>>>

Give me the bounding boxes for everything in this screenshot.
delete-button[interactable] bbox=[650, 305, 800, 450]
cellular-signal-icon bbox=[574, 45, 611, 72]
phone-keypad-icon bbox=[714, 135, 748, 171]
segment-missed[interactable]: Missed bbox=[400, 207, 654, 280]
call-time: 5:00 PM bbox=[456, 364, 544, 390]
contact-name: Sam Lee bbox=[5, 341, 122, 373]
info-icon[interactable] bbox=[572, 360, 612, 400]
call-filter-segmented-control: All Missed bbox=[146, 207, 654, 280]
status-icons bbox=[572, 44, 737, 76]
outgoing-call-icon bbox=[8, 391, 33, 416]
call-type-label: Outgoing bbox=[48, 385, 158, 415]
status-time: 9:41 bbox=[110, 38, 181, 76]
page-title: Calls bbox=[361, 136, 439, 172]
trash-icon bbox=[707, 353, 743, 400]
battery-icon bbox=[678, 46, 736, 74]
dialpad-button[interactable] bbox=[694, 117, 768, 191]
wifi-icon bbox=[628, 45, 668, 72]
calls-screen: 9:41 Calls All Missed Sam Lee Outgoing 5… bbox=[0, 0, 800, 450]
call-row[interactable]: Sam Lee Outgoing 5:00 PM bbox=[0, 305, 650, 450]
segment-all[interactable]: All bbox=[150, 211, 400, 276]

<<<

## Objective:
Rewrite the material above with "Alex Kim" substituted for every occurrence of "Sam Lee", leaving everything else unchanged.

## Response to the exercise:
Give me the bounding boxes for everything in this screenshot.
delete-button[interactable] bbox=[650, 305, 800, 450]
cellular-signal-icon bbox=[574, 45, 611, 72]
phone-keypad-icon bbox=[714, 135, 748, 171]
segment-missed[interactable]: Missed bbox=[400, 207, 654, 280]
call-time: 5:00 PM bbox=[456, 364, 544, 390]
contact-name: Alex Kim bbox=[5, 341, 122, 373]
info-icon[interactable] bbox=[572, 360, 612, 400]
call-filter-segmented-control: All Missed bbox=[146, 207, 654, 280]
status-icons bbox=[572, 44, 737, 76]
outgoing-call-icon bbox=[8, 391, 33, 416]
call-type-label: Outgoing bbox=[48, 385, 158, 415]
status-time: 9:41 bbox=[110, 38, 181, 76]
page-title: Calls bbox=[361, 136, 439, 172]
trash-icon bbox=[707, 353, 743, 400]
battery-icon bbox=[678, 46, 736, 74]
dialpad-button[interactable] bbox=[694, 117, 768, 191]
wifi-icon bbox=[628, 45, 668, 72]
calls-screen: 9:41 Calls All Missed Alex Kim Outgoing 5… bbox=[0, 0, 800, 450]
call-row[interactable]: Alex Kim Outgoing 5:00 PM bbox=[0, 305, 650, 450]
segment-all[interactable]: All bbox=[150, 211, 400, 276]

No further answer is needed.